▶ [Short exercise] Wherever the word "marker" turns up in a line of the entries, copy that line.

○ ○ ○ ○ ○ ○ ○

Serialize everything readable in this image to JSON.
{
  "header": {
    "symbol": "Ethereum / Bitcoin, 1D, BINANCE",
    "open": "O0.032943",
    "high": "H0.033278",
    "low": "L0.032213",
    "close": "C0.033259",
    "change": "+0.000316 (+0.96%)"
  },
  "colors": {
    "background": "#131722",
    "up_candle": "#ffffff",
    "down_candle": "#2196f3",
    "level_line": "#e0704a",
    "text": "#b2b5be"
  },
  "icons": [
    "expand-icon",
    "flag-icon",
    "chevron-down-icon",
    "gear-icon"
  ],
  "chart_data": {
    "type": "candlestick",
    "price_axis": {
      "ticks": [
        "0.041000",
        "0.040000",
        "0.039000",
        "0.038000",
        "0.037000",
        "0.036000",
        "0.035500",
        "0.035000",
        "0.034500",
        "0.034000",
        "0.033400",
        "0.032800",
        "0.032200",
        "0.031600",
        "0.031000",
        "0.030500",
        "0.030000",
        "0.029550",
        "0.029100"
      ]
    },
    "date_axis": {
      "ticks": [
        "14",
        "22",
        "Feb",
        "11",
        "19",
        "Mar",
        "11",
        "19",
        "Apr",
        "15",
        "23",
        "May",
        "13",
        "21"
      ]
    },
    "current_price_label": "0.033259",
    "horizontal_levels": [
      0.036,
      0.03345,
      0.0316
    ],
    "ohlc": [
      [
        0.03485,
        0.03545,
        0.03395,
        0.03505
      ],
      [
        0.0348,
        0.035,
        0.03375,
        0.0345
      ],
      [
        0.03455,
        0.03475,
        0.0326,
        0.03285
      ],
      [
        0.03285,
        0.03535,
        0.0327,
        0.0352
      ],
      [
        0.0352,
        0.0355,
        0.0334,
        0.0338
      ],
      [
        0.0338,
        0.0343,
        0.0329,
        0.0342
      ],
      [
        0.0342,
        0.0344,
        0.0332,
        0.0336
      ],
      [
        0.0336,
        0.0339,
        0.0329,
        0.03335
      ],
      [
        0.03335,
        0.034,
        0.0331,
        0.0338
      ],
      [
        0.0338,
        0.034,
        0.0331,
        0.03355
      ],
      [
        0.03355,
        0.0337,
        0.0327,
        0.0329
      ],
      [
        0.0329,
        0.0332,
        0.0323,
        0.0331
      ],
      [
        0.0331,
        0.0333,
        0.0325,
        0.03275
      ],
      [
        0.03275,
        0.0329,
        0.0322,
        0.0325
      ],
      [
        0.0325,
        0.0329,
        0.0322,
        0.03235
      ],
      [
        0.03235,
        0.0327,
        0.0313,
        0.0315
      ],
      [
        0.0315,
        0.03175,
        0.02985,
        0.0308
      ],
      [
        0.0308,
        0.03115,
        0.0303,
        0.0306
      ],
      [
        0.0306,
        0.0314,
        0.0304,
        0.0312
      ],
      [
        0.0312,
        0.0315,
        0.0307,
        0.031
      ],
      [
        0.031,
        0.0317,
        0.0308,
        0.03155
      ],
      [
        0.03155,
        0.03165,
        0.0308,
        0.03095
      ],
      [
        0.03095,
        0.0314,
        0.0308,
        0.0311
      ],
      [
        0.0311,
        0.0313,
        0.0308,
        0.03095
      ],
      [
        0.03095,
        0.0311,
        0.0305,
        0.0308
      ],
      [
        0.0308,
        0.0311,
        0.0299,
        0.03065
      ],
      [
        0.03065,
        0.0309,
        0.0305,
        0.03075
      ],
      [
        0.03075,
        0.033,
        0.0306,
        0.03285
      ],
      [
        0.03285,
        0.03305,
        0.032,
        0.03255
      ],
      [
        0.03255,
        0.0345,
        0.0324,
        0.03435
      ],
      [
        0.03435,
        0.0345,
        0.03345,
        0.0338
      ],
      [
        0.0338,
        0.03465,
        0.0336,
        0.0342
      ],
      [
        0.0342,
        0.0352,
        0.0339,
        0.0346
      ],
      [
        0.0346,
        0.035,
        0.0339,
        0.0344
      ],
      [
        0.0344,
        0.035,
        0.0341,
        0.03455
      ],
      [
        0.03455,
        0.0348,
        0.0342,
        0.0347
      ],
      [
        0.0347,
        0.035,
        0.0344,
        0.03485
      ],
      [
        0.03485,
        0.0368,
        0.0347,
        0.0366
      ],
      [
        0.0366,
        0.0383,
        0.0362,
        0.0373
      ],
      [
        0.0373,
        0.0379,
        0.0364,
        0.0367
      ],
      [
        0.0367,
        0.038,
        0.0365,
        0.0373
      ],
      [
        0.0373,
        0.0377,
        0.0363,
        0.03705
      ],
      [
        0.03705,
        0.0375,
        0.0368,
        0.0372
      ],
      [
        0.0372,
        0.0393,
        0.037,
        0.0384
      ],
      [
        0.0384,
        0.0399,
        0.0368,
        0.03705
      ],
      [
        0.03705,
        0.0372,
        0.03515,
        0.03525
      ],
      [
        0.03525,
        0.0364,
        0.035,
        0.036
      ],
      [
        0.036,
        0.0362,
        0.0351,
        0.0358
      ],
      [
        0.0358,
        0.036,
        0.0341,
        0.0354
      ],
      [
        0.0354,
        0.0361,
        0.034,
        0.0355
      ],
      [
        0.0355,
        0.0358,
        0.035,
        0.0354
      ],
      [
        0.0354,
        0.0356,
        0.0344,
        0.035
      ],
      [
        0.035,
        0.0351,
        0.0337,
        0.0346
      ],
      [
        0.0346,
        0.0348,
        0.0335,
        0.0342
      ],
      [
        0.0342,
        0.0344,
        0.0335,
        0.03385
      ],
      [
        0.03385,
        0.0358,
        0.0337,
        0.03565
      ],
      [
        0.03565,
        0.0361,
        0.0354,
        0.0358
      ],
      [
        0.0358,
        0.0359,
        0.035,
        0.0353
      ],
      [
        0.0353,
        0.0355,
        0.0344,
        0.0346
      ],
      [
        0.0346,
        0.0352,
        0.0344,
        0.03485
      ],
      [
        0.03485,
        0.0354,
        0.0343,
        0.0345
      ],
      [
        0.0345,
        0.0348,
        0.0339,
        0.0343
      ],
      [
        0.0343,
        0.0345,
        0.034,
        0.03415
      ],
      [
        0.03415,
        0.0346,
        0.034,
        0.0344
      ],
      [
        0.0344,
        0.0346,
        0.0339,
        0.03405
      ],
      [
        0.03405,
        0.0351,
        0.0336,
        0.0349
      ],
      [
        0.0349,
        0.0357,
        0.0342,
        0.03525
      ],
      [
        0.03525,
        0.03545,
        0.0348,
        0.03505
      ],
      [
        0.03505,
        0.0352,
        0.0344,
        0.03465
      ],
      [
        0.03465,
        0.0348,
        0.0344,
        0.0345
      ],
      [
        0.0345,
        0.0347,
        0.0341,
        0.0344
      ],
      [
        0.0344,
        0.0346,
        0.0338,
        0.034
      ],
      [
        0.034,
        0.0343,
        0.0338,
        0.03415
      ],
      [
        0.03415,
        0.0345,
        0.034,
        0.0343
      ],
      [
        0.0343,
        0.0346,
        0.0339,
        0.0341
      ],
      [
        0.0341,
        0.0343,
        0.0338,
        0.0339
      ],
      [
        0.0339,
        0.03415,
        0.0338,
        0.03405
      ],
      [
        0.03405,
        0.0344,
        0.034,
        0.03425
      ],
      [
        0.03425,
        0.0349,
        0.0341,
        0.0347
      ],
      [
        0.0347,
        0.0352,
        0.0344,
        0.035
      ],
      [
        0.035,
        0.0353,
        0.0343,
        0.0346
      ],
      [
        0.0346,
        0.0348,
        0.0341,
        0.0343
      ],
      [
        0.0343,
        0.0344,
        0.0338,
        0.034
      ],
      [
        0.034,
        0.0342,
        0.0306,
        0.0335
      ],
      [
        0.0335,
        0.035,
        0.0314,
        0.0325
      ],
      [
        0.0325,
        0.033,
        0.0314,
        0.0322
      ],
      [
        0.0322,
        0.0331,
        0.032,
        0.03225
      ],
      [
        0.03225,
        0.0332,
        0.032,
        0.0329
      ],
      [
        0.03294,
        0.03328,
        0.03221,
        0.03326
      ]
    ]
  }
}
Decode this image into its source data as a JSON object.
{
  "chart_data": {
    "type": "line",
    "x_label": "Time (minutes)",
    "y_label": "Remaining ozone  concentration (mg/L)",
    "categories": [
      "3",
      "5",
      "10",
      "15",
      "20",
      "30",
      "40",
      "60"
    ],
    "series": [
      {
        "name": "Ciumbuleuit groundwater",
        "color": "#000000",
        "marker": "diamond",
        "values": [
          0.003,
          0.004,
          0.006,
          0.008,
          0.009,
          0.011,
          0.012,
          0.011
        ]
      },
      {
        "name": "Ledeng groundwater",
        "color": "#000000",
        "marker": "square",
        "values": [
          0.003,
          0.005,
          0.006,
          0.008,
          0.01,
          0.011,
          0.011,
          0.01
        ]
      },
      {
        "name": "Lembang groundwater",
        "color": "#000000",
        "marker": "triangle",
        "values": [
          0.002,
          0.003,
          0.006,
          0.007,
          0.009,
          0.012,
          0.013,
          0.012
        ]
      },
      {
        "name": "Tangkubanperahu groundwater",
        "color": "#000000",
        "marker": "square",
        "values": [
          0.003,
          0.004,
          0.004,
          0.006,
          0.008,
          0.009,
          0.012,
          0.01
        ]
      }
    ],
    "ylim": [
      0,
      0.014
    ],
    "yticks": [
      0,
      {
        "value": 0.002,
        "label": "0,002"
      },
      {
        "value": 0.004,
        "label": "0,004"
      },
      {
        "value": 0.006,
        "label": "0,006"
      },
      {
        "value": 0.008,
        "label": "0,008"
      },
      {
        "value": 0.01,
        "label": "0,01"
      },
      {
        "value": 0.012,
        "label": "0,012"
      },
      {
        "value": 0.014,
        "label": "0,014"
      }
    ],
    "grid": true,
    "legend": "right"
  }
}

○ ○ ○ ○ ○ ○ ○

▶ [Output of the exercise]
        "marker": "diamond",
        "marker": "square",
        "marker": "triangle",
        "marker": "square",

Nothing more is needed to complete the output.